Exercise requirements:
Gather all lines containing the string "para" and copy them out.

■ ■ ■ ■

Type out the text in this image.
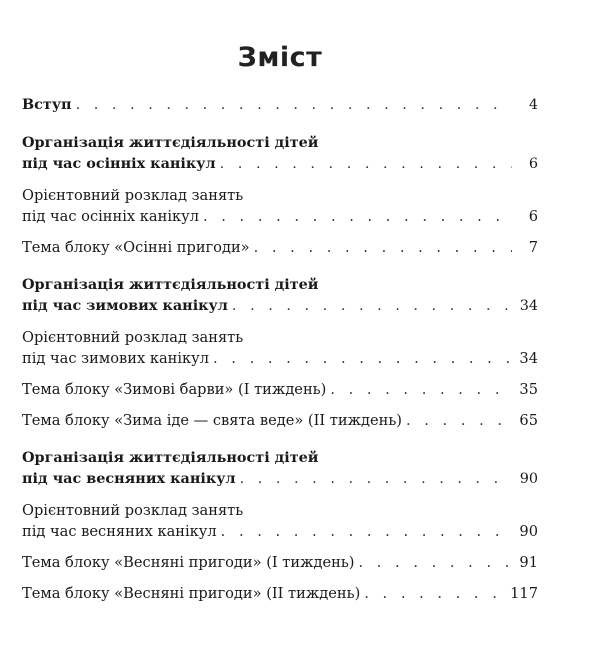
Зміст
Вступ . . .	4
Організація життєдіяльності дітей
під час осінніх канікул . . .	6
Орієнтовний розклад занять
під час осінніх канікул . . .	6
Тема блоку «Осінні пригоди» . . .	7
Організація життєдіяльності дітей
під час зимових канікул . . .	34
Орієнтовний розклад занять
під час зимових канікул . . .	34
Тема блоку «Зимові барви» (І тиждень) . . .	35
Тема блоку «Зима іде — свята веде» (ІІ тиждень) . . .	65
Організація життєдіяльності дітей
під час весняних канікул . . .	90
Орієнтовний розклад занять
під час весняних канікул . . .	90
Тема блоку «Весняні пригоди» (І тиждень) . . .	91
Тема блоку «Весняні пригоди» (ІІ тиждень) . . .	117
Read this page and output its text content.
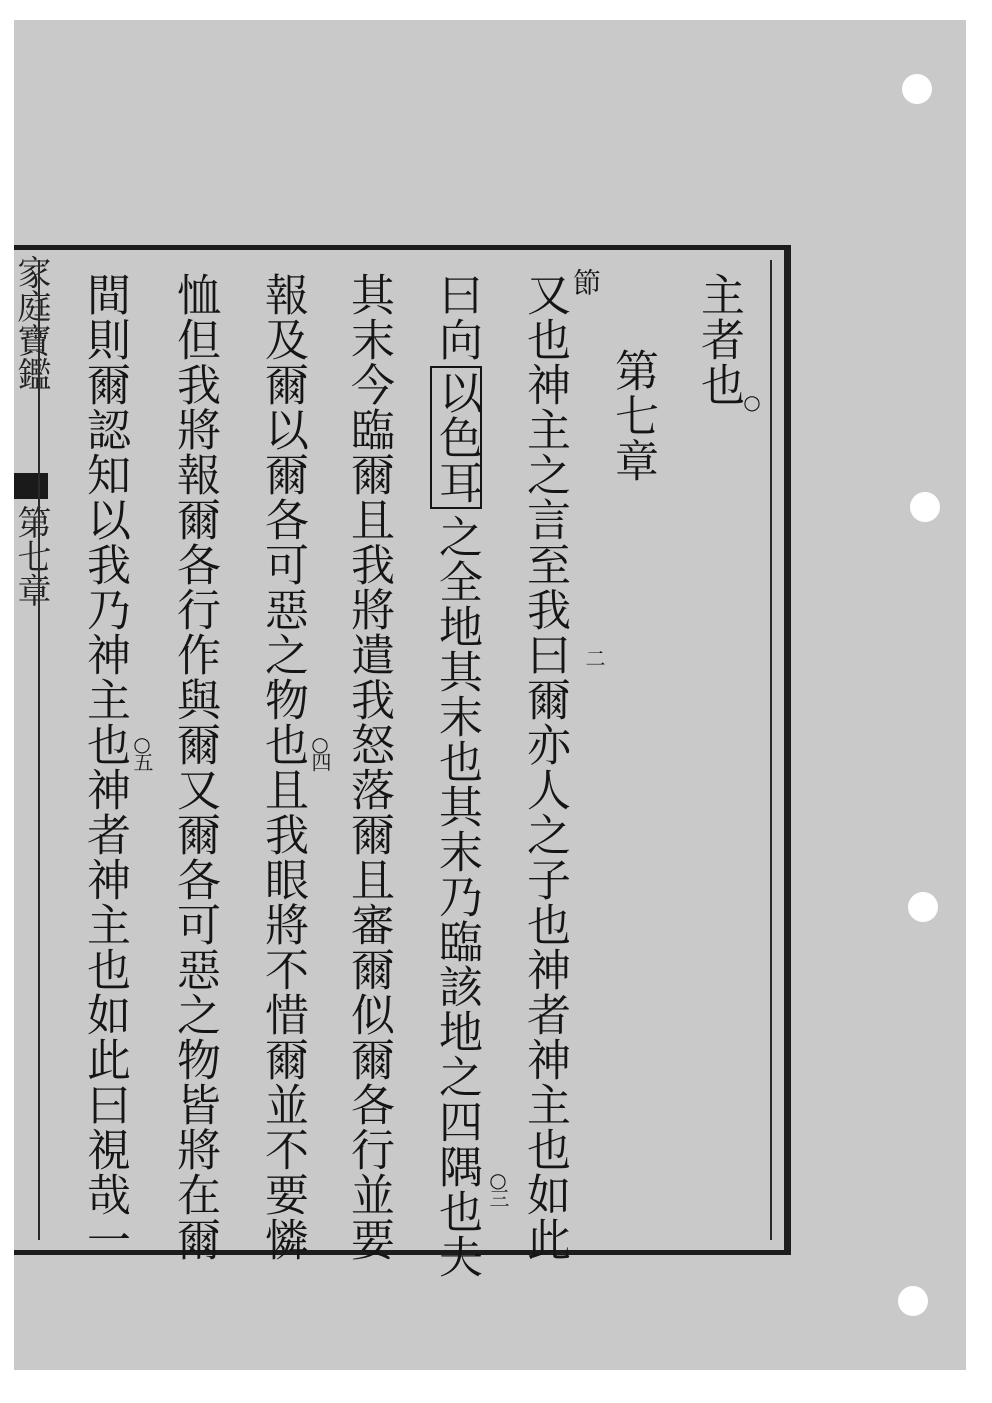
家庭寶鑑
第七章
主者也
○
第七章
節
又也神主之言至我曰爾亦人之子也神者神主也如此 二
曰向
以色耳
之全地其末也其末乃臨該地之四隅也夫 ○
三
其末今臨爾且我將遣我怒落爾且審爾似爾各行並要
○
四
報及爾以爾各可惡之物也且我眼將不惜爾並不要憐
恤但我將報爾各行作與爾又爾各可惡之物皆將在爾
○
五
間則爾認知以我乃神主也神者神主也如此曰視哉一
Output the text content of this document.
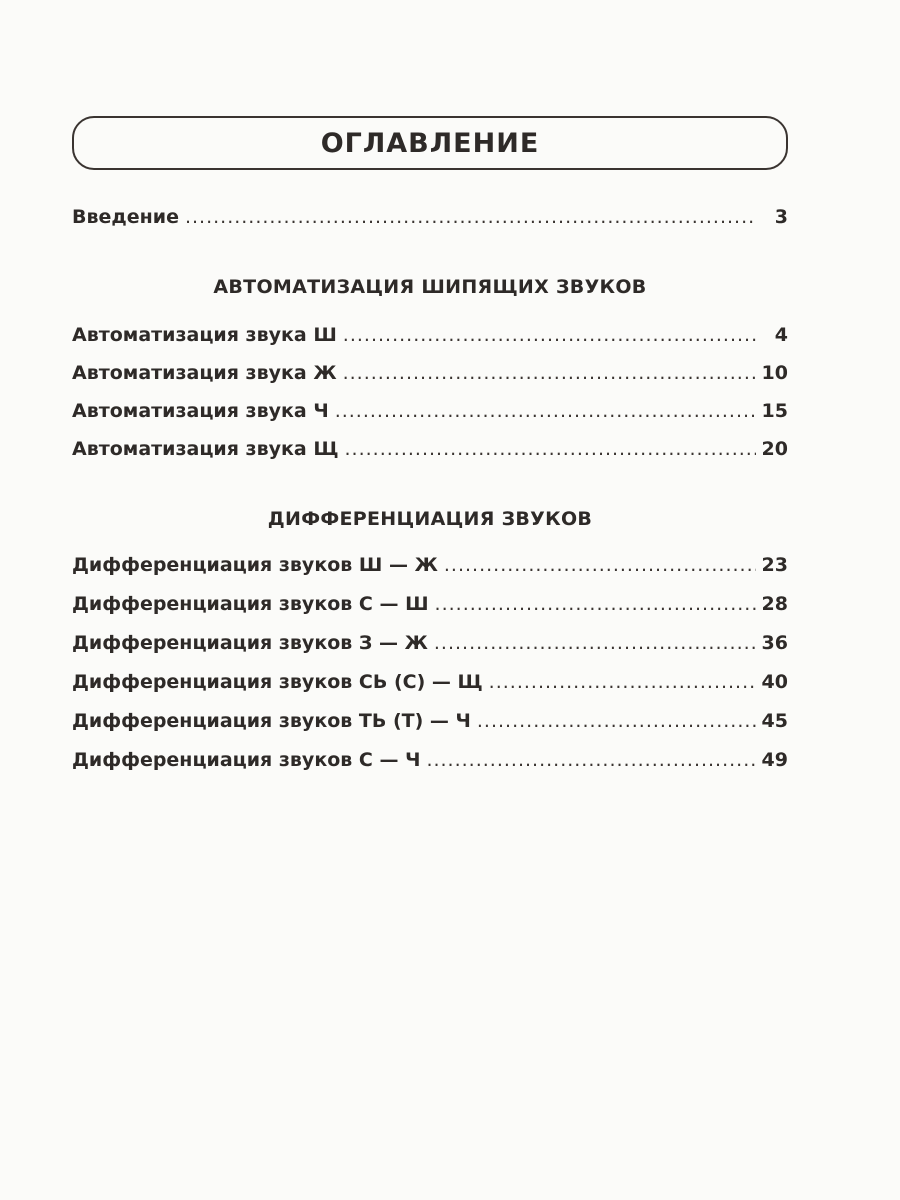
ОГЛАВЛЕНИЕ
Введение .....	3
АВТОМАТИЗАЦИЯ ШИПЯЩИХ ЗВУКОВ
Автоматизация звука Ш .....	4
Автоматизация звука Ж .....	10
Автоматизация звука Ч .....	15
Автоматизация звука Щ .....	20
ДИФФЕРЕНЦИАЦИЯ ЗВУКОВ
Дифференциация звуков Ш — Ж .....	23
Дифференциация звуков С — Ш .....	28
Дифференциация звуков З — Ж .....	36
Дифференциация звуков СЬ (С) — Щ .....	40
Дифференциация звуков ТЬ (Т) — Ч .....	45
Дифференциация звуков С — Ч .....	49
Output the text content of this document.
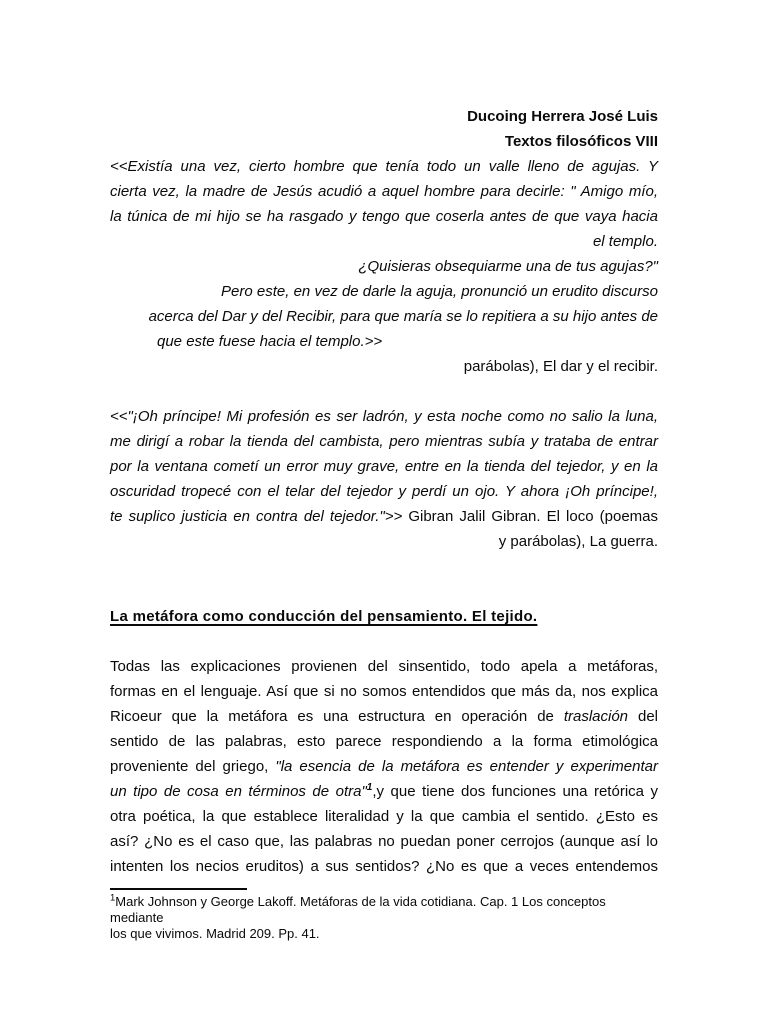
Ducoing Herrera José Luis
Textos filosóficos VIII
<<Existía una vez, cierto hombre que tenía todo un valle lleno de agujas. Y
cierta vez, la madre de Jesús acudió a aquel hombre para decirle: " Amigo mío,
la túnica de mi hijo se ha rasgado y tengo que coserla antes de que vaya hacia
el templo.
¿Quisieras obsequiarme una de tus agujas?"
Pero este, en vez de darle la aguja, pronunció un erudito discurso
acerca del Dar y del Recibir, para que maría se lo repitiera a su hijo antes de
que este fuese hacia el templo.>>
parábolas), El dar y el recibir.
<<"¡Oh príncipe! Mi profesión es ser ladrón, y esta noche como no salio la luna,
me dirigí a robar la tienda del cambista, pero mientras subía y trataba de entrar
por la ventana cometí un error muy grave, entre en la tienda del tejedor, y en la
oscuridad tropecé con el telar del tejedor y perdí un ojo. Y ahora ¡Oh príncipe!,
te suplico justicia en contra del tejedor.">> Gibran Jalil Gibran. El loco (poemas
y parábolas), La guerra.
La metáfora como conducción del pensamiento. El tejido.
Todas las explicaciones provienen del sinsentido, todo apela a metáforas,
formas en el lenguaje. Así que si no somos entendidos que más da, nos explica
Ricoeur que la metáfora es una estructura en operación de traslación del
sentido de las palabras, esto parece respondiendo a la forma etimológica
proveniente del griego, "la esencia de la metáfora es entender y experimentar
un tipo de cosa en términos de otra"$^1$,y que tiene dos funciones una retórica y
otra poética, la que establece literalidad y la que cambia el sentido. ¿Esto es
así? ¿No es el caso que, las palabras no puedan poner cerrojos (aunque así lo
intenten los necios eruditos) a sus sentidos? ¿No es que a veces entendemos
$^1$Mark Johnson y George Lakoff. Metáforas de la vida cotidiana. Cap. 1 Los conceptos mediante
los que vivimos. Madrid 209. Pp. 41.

■ ■ ■ ■

In response:
cierta vez, la madre de Jesús acudió a aquel hombre para decirle: " Amigo mío,
acerca del Dar y del Recibir, para que maría se lo repitiera a su hijo antes de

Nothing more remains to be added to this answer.